** Start Dataset excerpts **

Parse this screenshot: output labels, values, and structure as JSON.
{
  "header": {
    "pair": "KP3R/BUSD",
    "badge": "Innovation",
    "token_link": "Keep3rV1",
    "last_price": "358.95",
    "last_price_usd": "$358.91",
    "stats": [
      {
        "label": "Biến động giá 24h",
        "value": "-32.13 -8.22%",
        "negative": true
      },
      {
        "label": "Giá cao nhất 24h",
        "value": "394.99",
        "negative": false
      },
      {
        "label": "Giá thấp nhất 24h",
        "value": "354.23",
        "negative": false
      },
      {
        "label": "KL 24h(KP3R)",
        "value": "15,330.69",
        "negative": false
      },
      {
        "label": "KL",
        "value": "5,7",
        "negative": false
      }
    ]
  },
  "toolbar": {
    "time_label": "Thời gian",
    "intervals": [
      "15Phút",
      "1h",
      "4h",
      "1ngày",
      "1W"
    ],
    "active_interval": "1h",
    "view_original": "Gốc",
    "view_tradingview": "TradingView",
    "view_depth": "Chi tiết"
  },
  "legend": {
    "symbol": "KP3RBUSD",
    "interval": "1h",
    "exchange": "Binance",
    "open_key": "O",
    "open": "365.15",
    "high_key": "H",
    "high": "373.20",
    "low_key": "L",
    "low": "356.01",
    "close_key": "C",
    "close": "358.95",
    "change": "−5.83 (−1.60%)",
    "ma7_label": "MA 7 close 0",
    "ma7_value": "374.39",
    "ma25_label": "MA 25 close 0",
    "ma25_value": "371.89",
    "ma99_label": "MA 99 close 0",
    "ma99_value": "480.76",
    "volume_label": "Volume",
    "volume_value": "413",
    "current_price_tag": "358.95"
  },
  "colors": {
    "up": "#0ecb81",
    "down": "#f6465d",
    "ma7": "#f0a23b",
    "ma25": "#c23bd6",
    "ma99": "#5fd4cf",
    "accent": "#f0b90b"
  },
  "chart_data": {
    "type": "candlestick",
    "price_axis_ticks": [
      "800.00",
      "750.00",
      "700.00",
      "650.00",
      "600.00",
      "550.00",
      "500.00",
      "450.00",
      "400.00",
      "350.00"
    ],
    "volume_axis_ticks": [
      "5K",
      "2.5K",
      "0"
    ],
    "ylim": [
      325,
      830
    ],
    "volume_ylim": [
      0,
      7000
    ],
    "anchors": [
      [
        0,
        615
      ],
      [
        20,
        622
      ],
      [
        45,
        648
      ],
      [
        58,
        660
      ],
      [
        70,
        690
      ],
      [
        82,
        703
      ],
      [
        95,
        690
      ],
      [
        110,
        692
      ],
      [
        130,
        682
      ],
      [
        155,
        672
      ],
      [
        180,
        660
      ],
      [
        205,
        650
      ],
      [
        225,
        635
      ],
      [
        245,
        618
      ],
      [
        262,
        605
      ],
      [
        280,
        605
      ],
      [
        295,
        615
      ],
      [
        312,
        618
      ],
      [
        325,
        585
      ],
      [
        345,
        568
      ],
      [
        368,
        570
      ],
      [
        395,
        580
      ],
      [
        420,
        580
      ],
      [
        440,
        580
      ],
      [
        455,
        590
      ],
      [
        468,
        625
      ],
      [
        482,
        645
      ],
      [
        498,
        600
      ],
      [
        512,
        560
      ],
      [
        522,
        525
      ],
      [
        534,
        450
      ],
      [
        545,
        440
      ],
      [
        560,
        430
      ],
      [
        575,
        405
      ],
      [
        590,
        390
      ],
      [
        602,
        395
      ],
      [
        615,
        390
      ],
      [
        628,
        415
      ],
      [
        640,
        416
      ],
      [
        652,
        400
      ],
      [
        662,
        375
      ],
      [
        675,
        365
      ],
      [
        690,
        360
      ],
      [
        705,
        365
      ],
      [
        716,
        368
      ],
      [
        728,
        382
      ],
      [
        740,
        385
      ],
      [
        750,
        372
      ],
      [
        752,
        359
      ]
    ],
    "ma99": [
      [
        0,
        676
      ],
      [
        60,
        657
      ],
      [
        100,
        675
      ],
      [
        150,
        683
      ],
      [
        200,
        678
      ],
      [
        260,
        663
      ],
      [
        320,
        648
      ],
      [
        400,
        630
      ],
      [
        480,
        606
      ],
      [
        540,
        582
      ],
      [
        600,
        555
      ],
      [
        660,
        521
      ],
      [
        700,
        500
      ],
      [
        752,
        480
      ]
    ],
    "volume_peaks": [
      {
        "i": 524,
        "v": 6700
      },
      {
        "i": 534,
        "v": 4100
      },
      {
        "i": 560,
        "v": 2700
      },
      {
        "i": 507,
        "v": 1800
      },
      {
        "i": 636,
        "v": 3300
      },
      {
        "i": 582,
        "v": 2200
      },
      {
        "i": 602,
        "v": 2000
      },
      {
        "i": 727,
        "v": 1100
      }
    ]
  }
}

** End Dataset excerpts **

Print the complete listing again, exactly as it stands.

# [Result]
Parse this screenshot: output labels, values, and structure as JSON.
{
  "header": {
    "pair": "KP3R/BUSD",
    "badge": "Innovation",
    "token_link": "Keep3rV1",
    "last_price": "358.95",
    "last_price_usd": "$358.91",
    "stats": [
      {
        "label": "Biến động giá 24h",
        "value": "-32.13 -8.22%",
        "negative": true
      },
      {
        "label": "Giá cao nhất 24h",
        "value": "394.99",
        "negative": false
      },
      {
        "label": "Giá thấp nhất 24h",
        "value": "354.23",
        "negative": false
      },
      {
        "label": "KL 24h(KP3R)",
        "value": "15,330.69",
        "negative": false
      },
      {
        "label": "KL",
        "value": "5,7",
        "negative": false
      }
    ]
  },
  "toolbar": {
    "time_label": "Thời gian",
    "intervals": [
      "15Phút",
      "1h",
      "4h",
      "1ngày",
      "1W"
    ],
    "active_interval": "1h",
    "view_original": "Gốc",
    "view_tradingview": "TradingView",
    "view_depth": "Chi tiết"
  },
  "legend": {
    "symbol": "KP3RBUSD",
    "interval": "1h",
    "exchange": "Binance",
    "open_key": "O",
    "open": "365.15",
    "high_key": "H",
    "high": "373.20",
    "low_key": "L",
    "low": "356.01",
    "close_key": "C",
    "close": "358.95",
    "change": "−5.83 (−1.60%)",
    "ma7_label": "MA 7 close 0",
    "ma7_value": "374.39",
    "ma25_label": "MA 25 close 0",
    "ma25_value": "371.89",
    "ma99_label": "MA 99 close 0",
    "ma99_value": "480.76",
    "volume_label": "Volume",
    "volume_value": "413",
    "current_price_tag": "358.95"
  },
  "colors": {
    "up": "#0ecb81",
    "down": "#f6465d",
    "ma7": "#f0a23b",
    "ma25": "#c23bd6",
    "ma99": "#5fd4cf",
    "accent": "#f0b90b"
  },
  "chart_data": {
    "type": "candlestick",
    "price_axis_ticks": [
      "800.00",
      "750.00",
      "700.00",
      "650.00",
      "600.00",
      "550.00",
      "500.00",
      "450.00",
      "400.00",
      "350.00"
    ],
    "volume_axis_ticks": [
      "5K",
      "2.5K",
      "0"
    ],
    "ylim": [
      325,
      830
    ],
    "volume_ylim": [
      0,
      7000
    ],
    "anchors": [
      [
        0,
        615
      ],
      [
        20,
        622
      ],
      [
        45,
        648
      ],
      [
        58,
        660
      ],
      [
        70,
        690
      ],
      [
        82,
        703
      ],
      [
        95,
        690
      ],
      [
        110,
        692
      ],
      [
        130,
        682
      ],
      [
        155,
        672
      ],
      [
        180,
        660
      ],
      [
        205,
        650
      ],
      [
        225,
        635
      ],
      [
        245,
        618
      ],
      [
        262,
        605
      ],
      [
        280,
        605
      ],
      [
        295,
        615
      ],
      [
        312,
        618
      ],
      [
        325,
        585
      ],
      [
        345,
        568
      ],
      [
        368,
        570
      ],
      [
        395,
        580
      ],
      [
        420,
        580
      ],
      [
        440,
        580
      ],
      [
        455,
        590
      ],
      [
        468,
        625
      ],
      [
        482,
        645
      ],
      [
        498,
        600
      ],
      [
        512,
        560
      ],
      [
        522,
        525
      ],
      [
        534,
        450
      ],
      [
        545,
        440
      ],
      [
        560,
        430
      ],
      [
        575,
        405
      ],
      [
        590,
        390
      ],
      [
        602,
        395
      ],
      [
        615,
        390
      ],
      [
        628,
        415
      ],
      [
        640,
        416
      ],
      [
        652,
        400
      ],
      [
        662,
        375
      ],
      [
        675,
        365
      ],
      [
        690,
        360
      ],
      [
        705,
        365
      ],
      [
        716,
        368
      ],
      [
        728,
        382
      ],
      [
        740,
        385
      ],
      [
        750,
        372
      ],
      [
        752,
        359
      ]
    ],
    "ma99": [
      [
        0,
        676
      ],
      [
        60,
        657
      ],
      [
        100,
        675
      ],
      [
        150,
        683
      ],
      [
        200,
        678
      ],
      [
        260,
        663
      ],
      [
        320,
        648
      ],
      [
        400,
        630
      ],
      [
        480,
        606
      ],
      [
        540,
        582
      ],
      [
        600,
        555
      ],
      [
        660,
        521
      ],
      [
        700,
        500
      ],
      [
        752,
        480
      ]
    ],
    "volume_peaks": [
      {
        "i": 524,
        "v": 6700
      },
      {
        "i": 534,
        "v": 4100
      },
      {
        "i": 560,
        "v": 2700
      },
      {
        "i": 507,
        "v": 1800
      },
      {
        "i": 636,
        "v": 3300
      },
      {
        "i": 582,
        "v": 2200
      },
      {
        "i": 602,
        "v": 2000
      },
      {
        "i": 727,
        "v": 1100
      }
    ]
  }
}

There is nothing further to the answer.